| PROVIDED MATERIAL |
# # # #
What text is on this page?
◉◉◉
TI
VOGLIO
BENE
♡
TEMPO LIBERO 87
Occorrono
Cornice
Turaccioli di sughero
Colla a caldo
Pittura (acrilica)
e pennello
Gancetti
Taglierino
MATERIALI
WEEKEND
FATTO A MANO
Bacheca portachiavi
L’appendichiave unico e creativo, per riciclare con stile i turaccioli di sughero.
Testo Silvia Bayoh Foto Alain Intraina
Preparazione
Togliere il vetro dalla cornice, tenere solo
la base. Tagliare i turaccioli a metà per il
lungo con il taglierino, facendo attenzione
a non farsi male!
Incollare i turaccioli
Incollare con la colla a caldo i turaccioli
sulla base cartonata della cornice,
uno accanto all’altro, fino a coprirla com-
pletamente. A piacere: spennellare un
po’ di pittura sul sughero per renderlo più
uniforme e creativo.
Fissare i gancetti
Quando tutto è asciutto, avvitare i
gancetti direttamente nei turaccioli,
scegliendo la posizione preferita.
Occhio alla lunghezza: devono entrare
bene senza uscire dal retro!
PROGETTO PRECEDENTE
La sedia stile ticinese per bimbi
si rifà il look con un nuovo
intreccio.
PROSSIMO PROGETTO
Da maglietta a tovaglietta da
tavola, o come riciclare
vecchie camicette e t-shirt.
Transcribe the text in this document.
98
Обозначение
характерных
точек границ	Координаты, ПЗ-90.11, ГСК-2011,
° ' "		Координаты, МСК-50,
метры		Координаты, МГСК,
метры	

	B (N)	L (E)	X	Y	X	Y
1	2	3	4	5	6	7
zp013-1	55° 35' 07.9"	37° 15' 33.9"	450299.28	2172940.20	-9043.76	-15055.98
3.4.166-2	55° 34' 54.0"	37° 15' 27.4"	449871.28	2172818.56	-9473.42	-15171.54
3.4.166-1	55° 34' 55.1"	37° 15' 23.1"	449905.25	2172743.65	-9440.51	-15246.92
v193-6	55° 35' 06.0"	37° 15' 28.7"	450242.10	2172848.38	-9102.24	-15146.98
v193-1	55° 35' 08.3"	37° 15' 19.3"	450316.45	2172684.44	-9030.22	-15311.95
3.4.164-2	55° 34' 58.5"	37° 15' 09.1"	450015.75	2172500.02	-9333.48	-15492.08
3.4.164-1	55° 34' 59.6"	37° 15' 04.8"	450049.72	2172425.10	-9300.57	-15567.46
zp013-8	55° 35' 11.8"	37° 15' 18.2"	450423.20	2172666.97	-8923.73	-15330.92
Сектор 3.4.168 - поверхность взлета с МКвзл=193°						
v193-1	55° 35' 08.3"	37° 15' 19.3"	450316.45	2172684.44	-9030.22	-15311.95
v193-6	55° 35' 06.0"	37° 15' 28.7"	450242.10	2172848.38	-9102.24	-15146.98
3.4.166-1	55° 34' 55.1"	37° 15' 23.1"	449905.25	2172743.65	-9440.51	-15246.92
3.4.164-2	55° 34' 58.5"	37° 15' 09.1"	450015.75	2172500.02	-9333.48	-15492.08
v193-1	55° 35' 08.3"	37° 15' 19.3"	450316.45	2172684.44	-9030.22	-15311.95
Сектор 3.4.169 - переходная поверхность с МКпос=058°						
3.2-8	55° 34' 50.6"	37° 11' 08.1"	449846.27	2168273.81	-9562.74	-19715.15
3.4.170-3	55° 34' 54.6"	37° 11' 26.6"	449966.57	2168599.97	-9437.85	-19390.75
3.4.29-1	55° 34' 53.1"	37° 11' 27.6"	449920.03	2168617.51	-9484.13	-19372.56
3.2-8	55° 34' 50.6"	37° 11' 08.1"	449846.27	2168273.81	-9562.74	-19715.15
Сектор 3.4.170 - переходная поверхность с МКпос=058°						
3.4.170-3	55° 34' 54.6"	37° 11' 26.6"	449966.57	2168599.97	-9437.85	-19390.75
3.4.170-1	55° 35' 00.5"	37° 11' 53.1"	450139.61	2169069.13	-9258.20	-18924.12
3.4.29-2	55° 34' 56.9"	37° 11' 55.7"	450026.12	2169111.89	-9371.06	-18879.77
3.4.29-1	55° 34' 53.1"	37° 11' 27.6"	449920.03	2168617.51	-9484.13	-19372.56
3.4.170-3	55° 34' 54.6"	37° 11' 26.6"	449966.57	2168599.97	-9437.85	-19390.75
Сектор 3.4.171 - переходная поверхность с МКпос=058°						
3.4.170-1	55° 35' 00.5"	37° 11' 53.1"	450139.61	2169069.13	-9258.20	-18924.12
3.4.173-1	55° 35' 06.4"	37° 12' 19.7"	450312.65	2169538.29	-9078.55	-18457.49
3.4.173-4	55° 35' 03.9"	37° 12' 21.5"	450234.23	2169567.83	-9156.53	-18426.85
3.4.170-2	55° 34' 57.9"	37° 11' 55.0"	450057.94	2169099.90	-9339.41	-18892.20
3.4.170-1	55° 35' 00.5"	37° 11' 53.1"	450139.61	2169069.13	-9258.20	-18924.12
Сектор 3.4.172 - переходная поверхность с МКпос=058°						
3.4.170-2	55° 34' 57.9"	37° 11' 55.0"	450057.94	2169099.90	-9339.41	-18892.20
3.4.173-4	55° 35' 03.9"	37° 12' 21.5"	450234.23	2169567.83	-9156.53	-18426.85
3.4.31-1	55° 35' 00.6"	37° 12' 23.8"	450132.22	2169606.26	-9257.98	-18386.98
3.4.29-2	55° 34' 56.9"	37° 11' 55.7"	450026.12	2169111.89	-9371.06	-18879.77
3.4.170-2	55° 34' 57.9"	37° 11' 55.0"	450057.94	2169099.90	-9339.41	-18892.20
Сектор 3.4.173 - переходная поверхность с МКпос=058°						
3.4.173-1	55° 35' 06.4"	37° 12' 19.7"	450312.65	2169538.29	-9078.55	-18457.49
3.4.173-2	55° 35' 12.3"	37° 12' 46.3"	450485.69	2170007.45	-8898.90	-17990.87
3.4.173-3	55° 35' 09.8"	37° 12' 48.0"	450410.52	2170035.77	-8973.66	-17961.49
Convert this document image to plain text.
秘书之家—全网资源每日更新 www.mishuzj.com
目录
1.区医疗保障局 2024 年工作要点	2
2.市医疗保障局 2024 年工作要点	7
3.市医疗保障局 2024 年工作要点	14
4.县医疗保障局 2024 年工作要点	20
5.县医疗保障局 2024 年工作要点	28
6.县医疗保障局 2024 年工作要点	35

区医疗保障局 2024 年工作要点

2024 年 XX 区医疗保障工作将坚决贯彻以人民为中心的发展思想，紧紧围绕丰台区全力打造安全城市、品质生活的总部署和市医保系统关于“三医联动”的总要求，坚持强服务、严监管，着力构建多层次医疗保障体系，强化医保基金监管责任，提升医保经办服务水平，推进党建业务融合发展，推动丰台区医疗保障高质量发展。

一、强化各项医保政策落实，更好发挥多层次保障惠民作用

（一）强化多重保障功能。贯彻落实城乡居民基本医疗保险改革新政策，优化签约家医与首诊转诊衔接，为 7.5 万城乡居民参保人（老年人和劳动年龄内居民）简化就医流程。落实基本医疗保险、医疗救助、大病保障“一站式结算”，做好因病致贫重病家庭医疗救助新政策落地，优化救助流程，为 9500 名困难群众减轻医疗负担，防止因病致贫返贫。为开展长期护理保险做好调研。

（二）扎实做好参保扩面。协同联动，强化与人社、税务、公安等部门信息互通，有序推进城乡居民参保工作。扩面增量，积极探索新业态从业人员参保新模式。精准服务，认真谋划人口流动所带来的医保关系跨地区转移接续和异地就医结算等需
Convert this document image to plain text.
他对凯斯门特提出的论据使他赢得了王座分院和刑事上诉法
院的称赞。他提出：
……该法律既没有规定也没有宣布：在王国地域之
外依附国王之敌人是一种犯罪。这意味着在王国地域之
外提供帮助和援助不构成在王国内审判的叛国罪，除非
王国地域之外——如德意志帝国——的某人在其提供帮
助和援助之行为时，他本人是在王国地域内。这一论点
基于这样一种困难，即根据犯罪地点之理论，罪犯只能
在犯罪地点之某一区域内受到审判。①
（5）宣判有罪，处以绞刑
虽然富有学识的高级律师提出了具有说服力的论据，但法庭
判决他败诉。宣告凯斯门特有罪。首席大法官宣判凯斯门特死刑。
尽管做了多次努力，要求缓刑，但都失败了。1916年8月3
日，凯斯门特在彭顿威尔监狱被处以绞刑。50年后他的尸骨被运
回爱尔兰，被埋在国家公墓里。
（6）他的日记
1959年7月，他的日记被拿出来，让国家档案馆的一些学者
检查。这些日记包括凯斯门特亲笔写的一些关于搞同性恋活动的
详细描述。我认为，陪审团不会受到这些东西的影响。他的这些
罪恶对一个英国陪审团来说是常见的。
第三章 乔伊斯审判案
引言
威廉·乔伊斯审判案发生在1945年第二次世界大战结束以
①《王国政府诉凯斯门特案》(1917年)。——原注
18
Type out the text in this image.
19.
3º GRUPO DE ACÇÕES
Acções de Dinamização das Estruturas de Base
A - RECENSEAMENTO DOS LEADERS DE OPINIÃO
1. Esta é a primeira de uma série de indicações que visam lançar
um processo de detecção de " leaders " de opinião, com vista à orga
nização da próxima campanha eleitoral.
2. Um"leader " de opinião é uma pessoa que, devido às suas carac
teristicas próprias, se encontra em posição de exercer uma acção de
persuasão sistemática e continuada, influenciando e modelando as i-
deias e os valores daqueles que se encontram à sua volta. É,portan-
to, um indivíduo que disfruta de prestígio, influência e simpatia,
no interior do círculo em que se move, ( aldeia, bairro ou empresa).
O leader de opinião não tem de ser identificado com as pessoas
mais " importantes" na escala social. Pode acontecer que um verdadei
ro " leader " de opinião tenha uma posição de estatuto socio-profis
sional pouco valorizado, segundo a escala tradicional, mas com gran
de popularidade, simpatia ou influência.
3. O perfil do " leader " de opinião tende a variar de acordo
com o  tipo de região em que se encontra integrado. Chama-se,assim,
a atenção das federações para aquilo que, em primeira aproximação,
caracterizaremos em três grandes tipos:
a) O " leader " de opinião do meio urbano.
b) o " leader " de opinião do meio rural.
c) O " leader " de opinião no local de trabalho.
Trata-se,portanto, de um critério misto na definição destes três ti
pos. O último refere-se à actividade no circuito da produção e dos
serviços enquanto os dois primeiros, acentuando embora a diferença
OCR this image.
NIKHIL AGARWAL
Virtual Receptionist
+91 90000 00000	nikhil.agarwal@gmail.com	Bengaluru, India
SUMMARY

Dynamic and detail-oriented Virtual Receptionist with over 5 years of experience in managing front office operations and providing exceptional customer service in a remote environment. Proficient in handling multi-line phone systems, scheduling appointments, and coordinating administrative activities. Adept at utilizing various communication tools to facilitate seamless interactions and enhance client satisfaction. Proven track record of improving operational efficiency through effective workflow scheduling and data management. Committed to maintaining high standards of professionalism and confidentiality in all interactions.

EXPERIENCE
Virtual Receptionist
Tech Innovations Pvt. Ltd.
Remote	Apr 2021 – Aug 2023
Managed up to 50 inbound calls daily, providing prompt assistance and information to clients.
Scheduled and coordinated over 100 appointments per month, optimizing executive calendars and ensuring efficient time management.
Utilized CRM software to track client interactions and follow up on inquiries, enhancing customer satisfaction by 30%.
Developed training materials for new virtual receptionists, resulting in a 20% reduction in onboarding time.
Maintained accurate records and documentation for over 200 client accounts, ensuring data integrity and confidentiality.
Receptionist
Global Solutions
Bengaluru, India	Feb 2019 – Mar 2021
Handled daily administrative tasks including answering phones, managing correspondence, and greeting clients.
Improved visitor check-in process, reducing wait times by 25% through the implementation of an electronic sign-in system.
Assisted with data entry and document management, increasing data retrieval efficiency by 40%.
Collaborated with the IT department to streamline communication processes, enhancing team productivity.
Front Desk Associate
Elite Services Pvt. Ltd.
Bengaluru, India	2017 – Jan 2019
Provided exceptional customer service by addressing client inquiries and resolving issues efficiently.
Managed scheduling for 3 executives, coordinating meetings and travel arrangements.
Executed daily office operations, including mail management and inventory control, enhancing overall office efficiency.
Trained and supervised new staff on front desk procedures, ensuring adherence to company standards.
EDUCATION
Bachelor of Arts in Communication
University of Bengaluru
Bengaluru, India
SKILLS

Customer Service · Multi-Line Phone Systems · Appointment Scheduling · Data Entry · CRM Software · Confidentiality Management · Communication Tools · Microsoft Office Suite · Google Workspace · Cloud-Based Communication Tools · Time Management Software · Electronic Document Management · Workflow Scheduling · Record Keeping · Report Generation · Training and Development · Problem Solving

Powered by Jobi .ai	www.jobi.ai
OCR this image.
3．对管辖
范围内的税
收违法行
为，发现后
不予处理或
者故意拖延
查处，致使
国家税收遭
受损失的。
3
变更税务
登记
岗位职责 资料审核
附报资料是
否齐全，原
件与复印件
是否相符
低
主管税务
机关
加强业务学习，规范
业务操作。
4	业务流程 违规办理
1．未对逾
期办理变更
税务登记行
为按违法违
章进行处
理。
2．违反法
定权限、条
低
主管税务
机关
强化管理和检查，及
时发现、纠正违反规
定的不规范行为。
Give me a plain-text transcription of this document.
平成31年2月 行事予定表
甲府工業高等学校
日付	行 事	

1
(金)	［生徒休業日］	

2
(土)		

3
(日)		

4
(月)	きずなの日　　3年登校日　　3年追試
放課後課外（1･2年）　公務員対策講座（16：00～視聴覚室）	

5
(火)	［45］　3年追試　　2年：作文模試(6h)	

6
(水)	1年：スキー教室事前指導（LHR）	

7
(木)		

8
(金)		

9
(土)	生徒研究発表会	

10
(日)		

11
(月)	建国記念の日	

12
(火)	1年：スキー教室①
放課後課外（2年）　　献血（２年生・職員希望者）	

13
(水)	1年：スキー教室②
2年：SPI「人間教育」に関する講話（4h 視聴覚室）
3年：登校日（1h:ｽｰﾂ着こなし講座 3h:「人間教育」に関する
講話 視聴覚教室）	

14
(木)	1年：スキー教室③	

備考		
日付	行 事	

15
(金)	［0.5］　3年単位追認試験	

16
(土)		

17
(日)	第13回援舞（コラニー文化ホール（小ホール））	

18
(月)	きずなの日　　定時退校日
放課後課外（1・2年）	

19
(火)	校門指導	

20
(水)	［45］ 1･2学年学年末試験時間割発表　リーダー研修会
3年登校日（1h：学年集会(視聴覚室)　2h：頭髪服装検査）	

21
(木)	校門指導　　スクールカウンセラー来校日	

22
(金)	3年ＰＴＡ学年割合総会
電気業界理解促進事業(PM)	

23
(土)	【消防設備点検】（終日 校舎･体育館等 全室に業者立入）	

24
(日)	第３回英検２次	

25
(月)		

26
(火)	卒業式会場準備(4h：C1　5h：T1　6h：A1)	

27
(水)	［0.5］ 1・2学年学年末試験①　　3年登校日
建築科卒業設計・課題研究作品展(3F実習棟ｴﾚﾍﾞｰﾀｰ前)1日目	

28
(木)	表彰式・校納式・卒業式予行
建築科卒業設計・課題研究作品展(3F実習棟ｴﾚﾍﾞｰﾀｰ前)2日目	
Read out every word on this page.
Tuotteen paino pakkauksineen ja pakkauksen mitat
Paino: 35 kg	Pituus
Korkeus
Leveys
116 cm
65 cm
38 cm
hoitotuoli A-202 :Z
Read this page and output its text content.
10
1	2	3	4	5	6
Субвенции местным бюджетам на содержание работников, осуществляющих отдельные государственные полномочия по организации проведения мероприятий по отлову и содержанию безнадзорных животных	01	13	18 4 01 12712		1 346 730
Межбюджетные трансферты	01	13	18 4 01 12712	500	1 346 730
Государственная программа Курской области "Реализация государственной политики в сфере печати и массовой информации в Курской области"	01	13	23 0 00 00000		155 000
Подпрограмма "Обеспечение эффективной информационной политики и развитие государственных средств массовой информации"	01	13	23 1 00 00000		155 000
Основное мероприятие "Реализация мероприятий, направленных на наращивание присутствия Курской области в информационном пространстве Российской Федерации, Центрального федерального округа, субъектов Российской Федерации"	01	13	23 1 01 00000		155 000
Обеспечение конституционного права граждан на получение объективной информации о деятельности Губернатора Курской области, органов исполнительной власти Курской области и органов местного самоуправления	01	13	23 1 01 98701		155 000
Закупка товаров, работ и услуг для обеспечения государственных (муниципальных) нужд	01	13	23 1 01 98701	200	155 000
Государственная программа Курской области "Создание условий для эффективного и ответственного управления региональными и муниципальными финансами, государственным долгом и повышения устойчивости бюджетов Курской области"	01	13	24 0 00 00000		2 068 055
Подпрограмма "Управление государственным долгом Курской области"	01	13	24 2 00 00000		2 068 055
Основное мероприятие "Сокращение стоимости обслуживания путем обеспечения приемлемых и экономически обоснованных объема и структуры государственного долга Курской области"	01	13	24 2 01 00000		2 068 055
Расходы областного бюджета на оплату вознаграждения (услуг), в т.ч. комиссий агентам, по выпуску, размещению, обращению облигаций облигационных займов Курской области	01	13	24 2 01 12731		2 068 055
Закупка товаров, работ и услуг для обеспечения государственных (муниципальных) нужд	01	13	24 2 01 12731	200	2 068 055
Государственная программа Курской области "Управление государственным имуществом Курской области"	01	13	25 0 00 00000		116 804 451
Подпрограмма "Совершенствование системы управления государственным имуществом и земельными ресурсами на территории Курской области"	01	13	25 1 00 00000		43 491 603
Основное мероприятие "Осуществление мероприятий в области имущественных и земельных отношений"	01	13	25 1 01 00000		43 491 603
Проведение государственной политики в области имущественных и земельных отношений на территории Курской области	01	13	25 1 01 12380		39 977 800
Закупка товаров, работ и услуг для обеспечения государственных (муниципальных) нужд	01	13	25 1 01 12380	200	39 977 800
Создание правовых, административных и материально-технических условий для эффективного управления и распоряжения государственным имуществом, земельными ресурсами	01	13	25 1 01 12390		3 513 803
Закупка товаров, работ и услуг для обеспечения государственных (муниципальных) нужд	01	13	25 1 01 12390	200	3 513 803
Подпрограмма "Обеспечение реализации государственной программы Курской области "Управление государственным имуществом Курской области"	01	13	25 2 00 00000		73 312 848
# # # #
| EXERCISE |
Read the entries and pick out all lines that include the word "Incollare".

| COMPLETE OUTPUT |
Incollare i turaccioli
Incollare con la colla a caldo i turaccioli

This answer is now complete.